- GIVEN TASK: Count every line in the data below where "this" occurs, then state that number and nothing more.
— START —
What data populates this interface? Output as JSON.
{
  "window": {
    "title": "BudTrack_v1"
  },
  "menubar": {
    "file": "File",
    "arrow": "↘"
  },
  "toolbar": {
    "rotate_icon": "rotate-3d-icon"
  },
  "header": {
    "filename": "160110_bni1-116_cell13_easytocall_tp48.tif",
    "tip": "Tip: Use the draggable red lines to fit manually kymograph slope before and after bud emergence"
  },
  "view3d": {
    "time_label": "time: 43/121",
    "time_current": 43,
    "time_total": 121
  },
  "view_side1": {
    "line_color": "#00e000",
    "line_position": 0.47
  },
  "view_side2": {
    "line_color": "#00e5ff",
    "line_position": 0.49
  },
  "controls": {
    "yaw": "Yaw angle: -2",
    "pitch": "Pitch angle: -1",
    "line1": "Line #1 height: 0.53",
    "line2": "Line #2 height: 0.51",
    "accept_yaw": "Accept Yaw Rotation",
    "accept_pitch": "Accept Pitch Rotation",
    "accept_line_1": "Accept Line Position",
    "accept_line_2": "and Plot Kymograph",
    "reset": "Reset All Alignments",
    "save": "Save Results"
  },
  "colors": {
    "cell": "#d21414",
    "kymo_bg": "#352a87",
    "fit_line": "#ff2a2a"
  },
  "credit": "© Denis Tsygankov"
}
— END —
— START —
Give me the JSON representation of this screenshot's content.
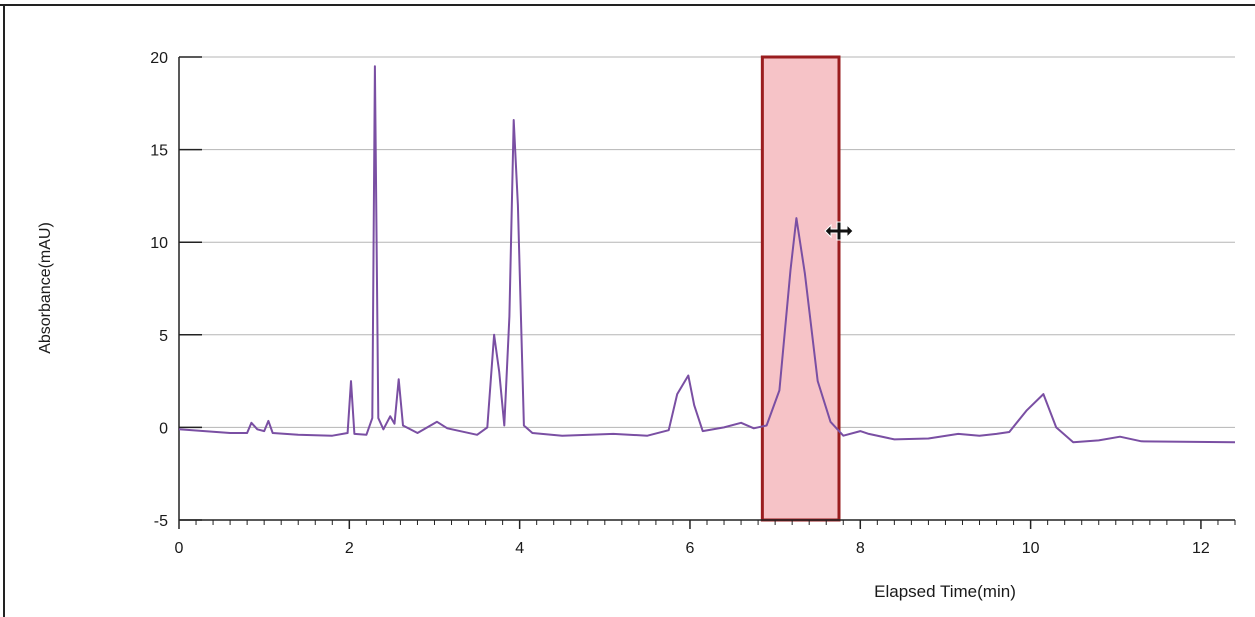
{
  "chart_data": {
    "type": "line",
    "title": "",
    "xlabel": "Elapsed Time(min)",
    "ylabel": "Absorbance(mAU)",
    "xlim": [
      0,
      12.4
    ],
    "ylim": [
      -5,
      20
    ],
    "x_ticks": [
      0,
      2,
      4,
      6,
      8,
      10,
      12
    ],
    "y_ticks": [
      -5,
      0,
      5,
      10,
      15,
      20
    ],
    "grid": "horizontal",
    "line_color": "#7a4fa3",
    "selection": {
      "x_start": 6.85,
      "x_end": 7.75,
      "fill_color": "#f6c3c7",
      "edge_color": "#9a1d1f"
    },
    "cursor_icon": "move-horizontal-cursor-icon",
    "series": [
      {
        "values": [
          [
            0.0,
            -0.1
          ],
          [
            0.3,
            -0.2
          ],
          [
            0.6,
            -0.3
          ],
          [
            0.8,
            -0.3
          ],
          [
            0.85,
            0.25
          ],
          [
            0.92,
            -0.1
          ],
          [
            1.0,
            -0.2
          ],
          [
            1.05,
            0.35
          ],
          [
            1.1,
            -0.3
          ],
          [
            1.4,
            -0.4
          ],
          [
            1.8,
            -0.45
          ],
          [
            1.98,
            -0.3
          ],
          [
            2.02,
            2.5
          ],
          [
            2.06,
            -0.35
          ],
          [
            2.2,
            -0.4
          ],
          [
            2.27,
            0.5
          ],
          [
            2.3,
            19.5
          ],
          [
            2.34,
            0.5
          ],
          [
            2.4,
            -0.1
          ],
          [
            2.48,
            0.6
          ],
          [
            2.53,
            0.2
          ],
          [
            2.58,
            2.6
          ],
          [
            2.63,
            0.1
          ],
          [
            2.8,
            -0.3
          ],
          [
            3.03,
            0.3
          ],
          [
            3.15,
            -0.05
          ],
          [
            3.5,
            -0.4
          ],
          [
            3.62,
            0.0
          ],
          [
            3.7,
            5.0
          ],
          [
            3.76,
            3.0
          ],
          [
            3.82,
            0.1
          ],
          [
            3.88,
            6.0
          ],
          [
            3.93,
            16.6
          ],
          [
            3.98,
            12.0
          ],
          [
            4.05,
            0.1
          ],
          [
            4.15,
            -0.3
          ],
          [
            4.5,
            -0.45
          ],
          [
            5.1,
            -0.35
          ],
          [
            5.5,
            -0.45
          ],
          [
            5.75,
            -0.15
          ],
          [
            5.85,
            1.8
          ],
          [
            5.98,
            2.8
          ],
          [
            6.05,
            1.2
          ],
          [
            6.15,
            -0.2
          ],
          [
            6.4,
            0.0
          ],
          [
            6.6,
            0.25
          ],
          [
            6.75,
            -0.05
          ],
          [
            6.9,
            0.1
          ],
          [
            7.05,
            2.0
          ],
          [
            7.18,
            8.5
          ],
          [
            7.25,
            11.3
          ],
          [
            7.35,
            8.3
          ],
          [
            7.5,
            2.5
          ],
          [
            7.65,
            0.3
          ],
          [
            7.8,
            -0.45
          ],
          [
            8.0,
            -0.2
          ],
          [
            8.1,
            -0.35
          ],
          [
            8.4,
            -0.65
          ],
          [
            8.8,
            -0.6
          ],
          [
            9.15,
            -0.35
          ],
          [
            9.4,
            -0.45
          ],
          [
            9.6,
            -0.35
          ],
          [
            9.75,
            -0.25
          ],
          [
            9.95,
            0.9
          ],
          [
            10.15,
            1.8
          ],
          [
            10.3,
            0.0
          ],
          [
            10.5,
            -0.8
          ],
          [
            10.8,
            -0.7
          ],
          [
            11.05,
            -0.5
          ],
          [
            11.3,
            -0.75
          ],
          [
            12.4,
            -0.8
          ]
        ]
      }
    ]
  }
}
— END —
- PROBLEM SOLUTION: 2